▶ **Material provided**
-- BEGIN --
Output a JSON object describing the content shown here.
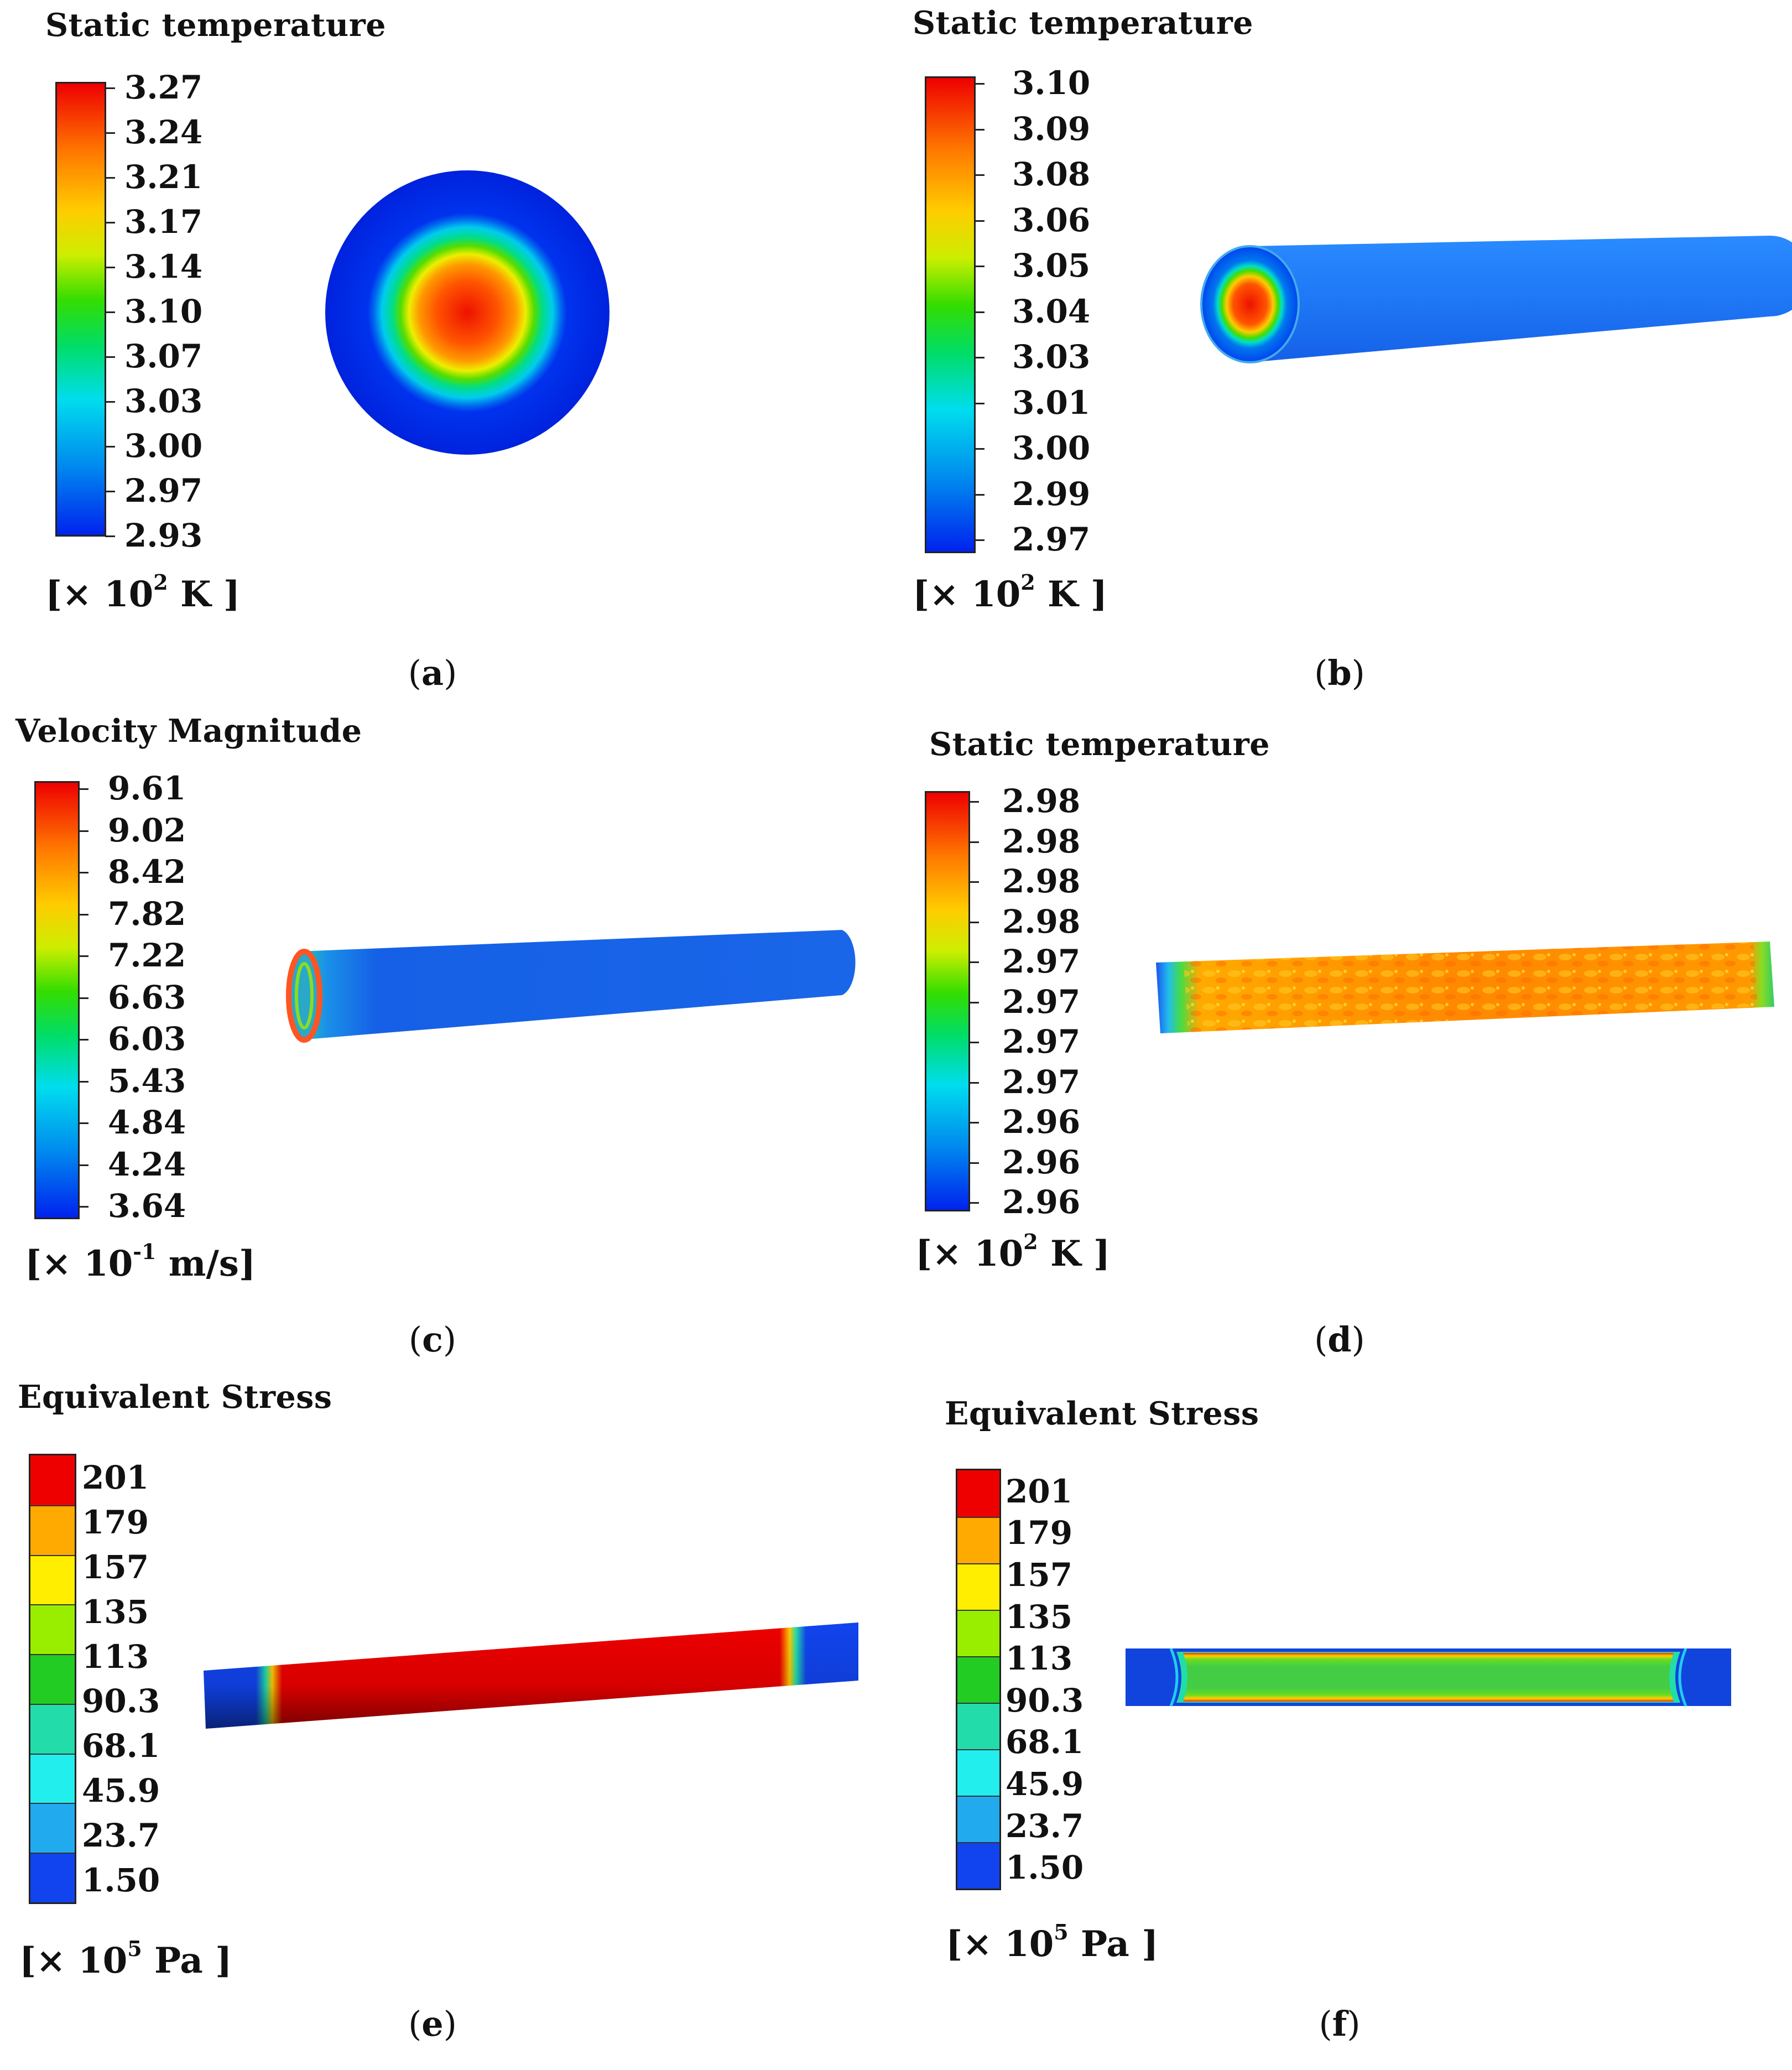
{
  "panels": {
    "a": {
      "title": "Static temperature",
      "ticks": [
        "3.27",
        "3.24",
        "3.21",
        "3.17",
        "3.14",
        "3.10",
        "3.07",
        "3.03",
        "3.00",
        "2.97",
        "2.93"
      ],
      "unit_prefix": "[× 10",
      "unit_exp": "2",
      "unit_suffix": " K ]",
      "caption_letter": "a"
    },
    "b": {
      "title": "Static temperature",
      "ticks": [
        "3.10",
        "3.09",
        "3.08",
        "3.06",
        "3.05",
        "3.04",
        "3.03",
        "3.01",
        "3.00",
        "2.99",
        "2.97"
      ],
      "unit_prefix": "[× 10",
      "unit_exp": "2",
      "unit_suffix": " K ]",
      "caption_letter": "b"
    },
    "c": {
      "title": "Velocity Magnitude",
      "ticks": [
        "9.61",
        "9.02",
        "8.42",
        "7.82",
        "7.22",
        "6.63",
        "6.03",
        "5.43",
        "4.84",
        "4.24",
        "3.64"
      ],
      "unit_prefix": "[× 10",
      "unit_exp": "-1",
      "unit_suffix": " m/s]",
      "caption_letter": "c"
    },
    "d": {
      "title": "Static temperature",
      "ticks": [
        "2.98",
        "2.98",
        "2.98",
        "2.98",
        "2.97",
        "2.97",
        "2.97",
        "2.97",
        "2.96",
        "2.96",
        "2.96"
      ],
      "unit_prefix": "[× 10",
      "unit_exp": "2",
      "unit_suffix": " K ]",
      "caption_letter": "d"
    },
    "e": {
      "title": "Equivalent Stress",
      "ticks": [
        "201",
        "179",
        "157",
        "135",
        "113",
        "90.3",
        "68.1",
        "45.9",
        "23.7",
        "1.50"
      ],
      "unit_prefix": "[× 10",
      "unit_exp": "5",
      "unit_suffix": " Pa ]",
      "caption_letter": "e"
    },
    "f": {
      "title": "Equivalent Stress",
      "ticks": [
        "201",
        "179",
        "157",
        "135",
        "113",
        "90.3",
        "68.1",
        "45.9",
        "23.7",
        "1.50"
      ],
      "unit_prefix": "[× 10",
      "unit_exp": "5",
      "unit_suffix": " Pa ]",
      "caption_letter": "f"
    }
  },
  "colors": {
    "stress_bands": [
      "#ee0000",
      "#ffaa00",
      "#ffee00",
      "#99ee00",
      "#22cc22",
      "#22ddaa",
      "#22eeee",
      "#22aaee",
      "#1144ee"
    ],
    "red": "#ee0000",
    "blue": "#0022dd"
  }
}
-- END --
▶ **Task objective**
Restate the whole listing above exactly, except for its images.

▶ **Answer to this task**
Output a JSON object describing the content shown here.
{
  "panels": {
    "a": {
      "title": "Static temperature",
      "ticks": [
        "3.27",
        "3.24",
        "3.21",
        "3.17",
        "3.14",
        "3.10",
        "3.07",
        "3.03",
        "3.00",
        "2.97",
        "2.93"
      ],
      "unit_prefix": "[× 10",
      "unit_exp": "2",
      "unit_suffix": " K ]",
      "caption_letter": "a"
    },
    "b": {
      "title": "Static temperature",
      "ticks": [
        "3.10",
        "3.09",
        "3.08",
        "3.06",
        "3.05",
        "3.04",
        "3.03",
        "3.01",
        "3.00",
        "2.99",
        "2.97"
      ],
      "unit_prefix": "[× 10",
      "unit_exp": "2",
      "unit_suffix": " K ]",
      "caption_letter": "b"
    },
    "c": {
      "title": "Velocity Magnitude",
      "ticks": [
        "9.61",
        "9.02",
        "8.42",
        "7.82",
        "7.22",
        "6.63",
        "6.03",
        "5.43",
        "4.84",
        "4.24",
        "3.64"
      ],
      "unit_prefix": "[× 10",
      "unit_exp": "-1",
      "unit_suffix": " m/s]",
      "caption_letter": "c"
    },
    "d": {
      "title": "Static temperature",
      "ticks": [
        "2.98",
        "2.98",
        "2.98",
        "2.98",
        "2.97",
        "2.97",
        "2.97",
        "2.97",
        "2.96",
        "2.96",
        "2.96"
      ],
      "unit_prefix": "[× 10",
      "unit_exp": "2",
      "unit_suffix": " K ]",
      "caption_letter": "d"
    },
    "e": {
      "title": "Equivalent Stress",
      "ticks": [
        "201",
        "179",
        "157",
        "135",
        "113",
        "90.3",
        "68.1",
        "45.9",
        "23.7",
        "1.50"
      ],
      "unit_prefix": "[× 10",
      "unit_exp": "5",
      "unit_suffix": " Pa ]",
      "caption_letter": "e"
    },
    "f": {
      "title": "Equivalent Stress",
      "ticks": [
        "201",
        "179",
        "157",
        "135",
        "113",
        "90.3",
        "68.1",
        "45.9",
        "23.7",
        "1.50"
      ],
      "unit_prefix": "[× 10",
      "unit_exp": "5",
      "unit_suffix": " Pa ]",
      "caption_letter": "f"
    }
  },
  "colors": {
    "stress_bands": [
      "#ee0000",
      "#ffaa00",
      "#ffee00",
      "#99ee00",
      "#22cc22",
      "#22ddaa",
      "#22eeee",
      "#22aaee",
      "#1144ee"
    ],
    "red": "#ee0000",
    "blue": "#0022dd"
  }
}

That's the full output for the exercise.